— Instructions for the task —
Repeat the listing in full, exactly as it stands.

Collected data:

----------------

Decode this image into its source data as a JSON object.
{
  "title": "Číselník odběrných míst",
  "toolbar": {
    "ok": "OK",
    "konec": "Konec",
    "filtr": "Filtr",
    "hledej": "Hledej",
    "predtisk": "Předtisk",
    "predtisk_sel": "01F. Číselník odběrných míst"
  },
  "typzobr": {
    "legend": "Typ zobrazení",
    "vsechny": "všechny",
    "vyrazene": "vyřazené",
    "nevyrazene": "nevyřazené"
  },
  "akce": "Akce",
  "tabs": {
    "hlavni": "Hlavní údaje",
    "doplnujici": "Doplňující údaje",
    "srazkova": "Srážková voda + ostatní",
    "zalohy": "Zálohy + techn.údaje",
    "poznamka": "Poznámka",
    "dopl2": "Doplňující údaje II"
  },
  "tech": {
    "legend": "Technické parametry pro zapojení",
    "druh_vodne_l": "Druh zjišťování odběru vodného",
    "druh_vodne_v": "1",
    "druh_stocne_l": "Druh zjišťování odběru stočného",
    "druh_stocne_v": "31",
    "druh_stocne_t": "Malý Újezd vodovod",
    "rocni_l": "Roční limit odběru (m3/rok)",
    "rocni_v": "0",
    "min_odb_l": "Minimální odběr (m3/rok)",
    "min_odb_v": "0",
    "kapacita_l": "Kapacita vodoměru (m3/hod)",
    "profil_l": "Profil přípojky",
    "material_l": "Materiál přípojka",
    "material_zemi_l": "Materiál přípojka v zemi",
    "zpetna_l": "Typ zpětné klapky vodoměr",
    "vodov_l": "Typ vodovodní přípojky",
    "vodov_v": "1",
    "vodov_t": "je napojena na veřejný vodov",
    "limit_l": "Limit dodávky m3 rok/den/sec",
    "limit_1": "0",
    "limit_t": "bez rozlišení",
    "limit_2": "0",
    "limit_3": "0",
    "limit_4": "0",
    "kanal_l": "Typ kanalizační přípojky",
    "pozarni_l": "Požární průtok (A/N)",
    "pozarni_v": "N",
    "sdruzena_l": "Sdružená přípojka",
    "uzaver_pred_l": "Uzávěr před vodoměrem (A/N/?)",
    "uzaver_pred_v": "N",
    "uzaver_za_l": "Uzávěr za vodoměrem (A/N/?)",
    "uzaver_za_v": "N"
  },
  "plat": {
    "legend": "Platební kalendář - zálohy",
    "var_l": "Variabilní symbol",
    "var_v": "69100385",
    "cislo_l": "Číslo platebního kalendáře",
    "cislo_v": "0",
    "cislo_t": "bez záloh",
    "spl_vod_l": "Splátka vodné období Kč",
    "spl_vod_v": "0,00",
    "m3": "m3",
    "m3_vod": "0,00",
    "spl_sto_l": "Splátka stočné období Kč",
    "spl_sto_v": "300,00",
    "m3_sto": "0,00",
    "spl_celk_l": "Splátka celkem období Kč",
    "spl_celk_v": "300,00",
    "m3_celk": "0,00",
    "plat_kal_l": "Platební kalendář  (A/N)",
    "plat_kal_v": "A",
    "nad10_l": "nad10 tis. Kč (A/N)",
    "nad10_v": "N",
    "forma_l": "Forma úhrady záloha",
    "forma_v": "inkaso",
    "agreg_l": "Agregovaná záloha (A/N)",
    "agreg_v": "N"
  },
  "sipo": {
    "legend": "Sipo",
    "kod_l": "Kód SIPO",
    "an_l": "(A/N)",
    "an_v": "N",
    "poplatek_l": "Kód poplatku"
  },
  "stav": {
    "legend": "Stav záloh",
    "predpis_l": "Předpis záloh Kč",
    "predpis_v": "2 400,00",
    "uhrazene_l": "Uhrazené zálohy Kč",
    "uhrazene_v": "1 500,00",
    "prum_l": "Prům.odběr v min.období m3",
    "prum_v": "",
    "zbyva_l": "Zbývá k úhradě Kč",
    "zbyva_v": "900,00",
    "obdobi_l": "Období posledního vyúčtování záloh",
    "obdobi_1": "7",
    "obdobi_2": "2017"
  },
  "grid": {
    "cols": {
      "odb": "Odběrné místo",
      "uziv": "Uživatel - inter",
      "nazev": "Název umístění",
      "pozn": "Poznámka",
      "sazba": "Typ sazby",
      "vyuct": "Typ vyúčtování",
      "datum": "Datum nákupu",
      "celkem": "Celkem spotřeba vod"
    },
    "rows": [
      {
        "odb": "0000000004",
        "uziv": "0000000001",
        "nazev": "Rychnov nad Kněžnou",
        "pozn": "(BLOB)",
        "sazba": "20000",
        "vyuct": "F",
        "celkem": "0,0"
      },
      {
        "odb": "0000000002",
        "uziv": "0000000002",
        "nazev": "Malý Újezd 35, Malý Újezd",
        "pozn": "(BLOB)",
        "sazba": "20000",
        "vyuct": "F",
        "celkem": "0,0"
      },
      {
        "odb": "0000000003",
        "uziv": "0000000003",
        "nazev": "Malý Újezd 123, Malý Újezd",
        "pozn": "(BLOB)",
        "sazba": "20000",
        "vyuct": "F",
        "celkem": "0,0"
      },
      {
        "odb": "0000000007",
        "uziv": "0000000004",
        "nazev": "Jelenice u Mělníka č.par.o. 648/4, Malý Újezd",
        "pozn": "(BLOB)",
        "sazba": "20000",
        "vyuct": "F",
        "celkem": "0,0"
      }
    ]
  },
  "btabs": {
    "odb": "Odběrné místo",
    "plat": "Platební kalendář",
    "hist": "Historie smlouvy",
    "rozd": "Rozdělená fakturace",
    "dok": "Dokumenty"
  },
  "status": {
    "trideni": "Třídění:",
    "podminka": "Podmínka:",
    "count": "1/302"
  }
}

----------------

— Written answer —
Decode this image into its source data as a JSON object.
{
  "title": "Číselník odběrných míst",
  "toolbar": {
    "ok": "OK",
    "konec": "Konec",
    "filtr": "Filtr",
    "hledej": "Hledej",
    "predtisk": "Předtisk",
    "predtisk_sel": "01F. Číselník odběrných míst"
  },
  "typzobr": {
    "legend": "Typ zobrazení",
    "vsechny": "všechny",
    "vyrazene": "vyřazené",
    "nevyrazene": "nevyřazené"
  },
  "akce": "Akce",
  "tabs": {
    "hlavni": "Hlavní údaje",
    "doplnujici": "Doplňující údaje",
    "srazkova": "Srážková voda + ostatní",
    "zalohy": "Zálohy + techn.údaje",
    "poznamka": "Poznámka",
    "dopl2": "Doplňující údaje II"
  },
  "tech": {
    "legend": "Technické parametry pro zapojení",
    "druh_vodne_l": "Druh zjišťování odběru vodného",
    "druh_vodne_v": "1",
    "druh_stocne_l": "Druh zjišťování odběru stočného",
    "druh_stocne_v": "31",
    "druh_stocne_t": "Malý Újezd vodovod",
    "rocni_l": "Roční limit odběru (m3/rok)",
    "rocni_v": "0",
    "min_odb_l": "Minimální odběr (m3/rok)",
    "min_odb_v": "0",
    "kapacita_l": "Kapacita vodoměru (m3/hod)",
    "profil_l": "Profil přípojky",
    "material_l": "Materiál přípojka",
    "material_zemi_l": "Materiál přípojka v zemi",
    "zpetna_l": "Typ zpětné klapky vodoměr",
    "vodov_l": "Typ vodovodní přípojky",
    "vodov_v": "1",
    "vodov_t": "je napojena na veřejný vodov",
    "limit_l": "Limit dodávky m3 rok/den/sec",
    "limit_1": "0",
    "limit_t": "bez rozlišení",
    "limit_2": "0",
    "limit_3": "0",
    "limit_4": "0",
    "kanal_l": "Typ kanalizační přípojky",
    "pozarni_l": "Požární průtok (A/N)",
    "pozarni_v": "N",
    "sdruzena_l": "Sdružená přípojka",
    "uzaver_pred_l": "Uzávěr před vodoměrem (A/N/?)",
    "uzaver_pred_v": "N",
    "uzaver_za_l": "Uzávěr za vodoměrem (A/N/?)",
    "uzaver_za_v": "N"
  },
  "plat": {
    "legend": "Platební kalendář - zálohy",
    "var_l": "Variabilní symbol",
    "var_v": "69100385",
    "cislo_l": "Číslo platebního kalendáře",
    "cislo_v": "0",
    "cislo_t": "bez záloh",
    "spl_vod_l": "Splátka vodné období Kč",
    "spl_vod_v": "0,00",
    "m3": "m3",
    "m3_vod": "0,00",
    "spl_sto_l": "Splátka stočné období Kč",
    "spl_sto_v": "300,00",
    "m3_sto": "0,00",
    "spl_celk_l": "Splátka celkem období Kč",
    "spl_celk_v": "300,00",
    "m3_celk": "0,00",
    "plat_kal_l": "Platební kalendář  (A/N)",
    "plat_kal_v": "A",
    "nad10_l": "nad10 tis. Kč (A/N)",
    "nad10_v": "N",
    "forma_l": "Forma úhrady záloha",
    "forma_v": "inkaso",
    "agreg_l": "Agregovaná záloha (A/N)",
    "agreg_v": "N"
  },
  "sipo": {
    "legend": "Sipo",
    "kod_l": "Kód SIPO",
    "an_l": "(A/N)",
    "an_v": "N",
    "poplatek_l": "Kód poplatku"
  },
  "stav": {
    "legend": "Stav záloh",
    "predpis_l": "Předpis záloh Kč",
    "predpis_v": "2 400,00",
    "uhrazene_l": "Uhrazené zálohy Kč",
    "uhrazene_v": "1 500,00",
    "prum_l": "Prům.odběr v min.období m3",
    "prum_v": "",
    "zbyva_l": "Zbývá k úhradě Kč",
    "zbyva_v": "900,00",
    "obdobi_l": "Období posledního vyúčtování záloh",
    "obdobi_1": "7",
    "obdobi_2": "2017"
  },
  "grid": {
    "cols": {
      "odb": "Odběrné místo",
      "uziv": "Uživatel - inter",
      "nazev": "Název umístění",
      "pozn": "Poznámka",
      "sazba": "Typ sazby",
      "vyuct": "Typ vyúčtování",
      "datum": "Datum nákupu",
      "celkem": "Celkem spotřeba vod"
    },
    "rows": [
      {
        "odb": "0000000004",
        "uziv": "0000000001",
        "nazev": "Rychnov nad Kněžnou",
        "pozn": "(BLOB)",
        "sazba": "20000",
        "vyuct": "F",
        "celkem": "0,0"
      },
      {
        "odb": "0000000002",
        "uziv": "0000000002",
        "nazev": "Malý Újezd 35, Malý Újezd",
        "pozn": "(BLOB)",
        "sazba": "20000",
        "vyuct": "F",
        "celkem": "0,0"
      },
      {
        "odb": "0000000003",
        "uziv": "0000000003",
        "nazev": "Malý Újezd 123, Malý Újezd",
        "pozn": "(BLOB)",
        "sazba": "20000",
        "vyuct": "F",
        "celkem": "0,0"
      },
      {
        "odb": "0000000007",
        "uziv": "0000000004",
        "nazev": "Jelenice u Mělníka č.par.o. 648/4, Malý Újezd",
        "pozn": "(BLOB)",
        "sazba": "20000",
        "vyuct": "F",
        "celkem": "0,0"
      }
    ]
  },
  "btabs": {
    "odb": "Odběrné místo",
    "plat": "Platební kalendář",
    "hist": "Historie smlouvy",
    "rozd": "Rozdělená fakturace",
    "dok": "Dokumenty"
  },
  "status": {
    "trideni": "Třídění:",
    "podminka": "Podmínka:",
    "count": "1/302"
  }
}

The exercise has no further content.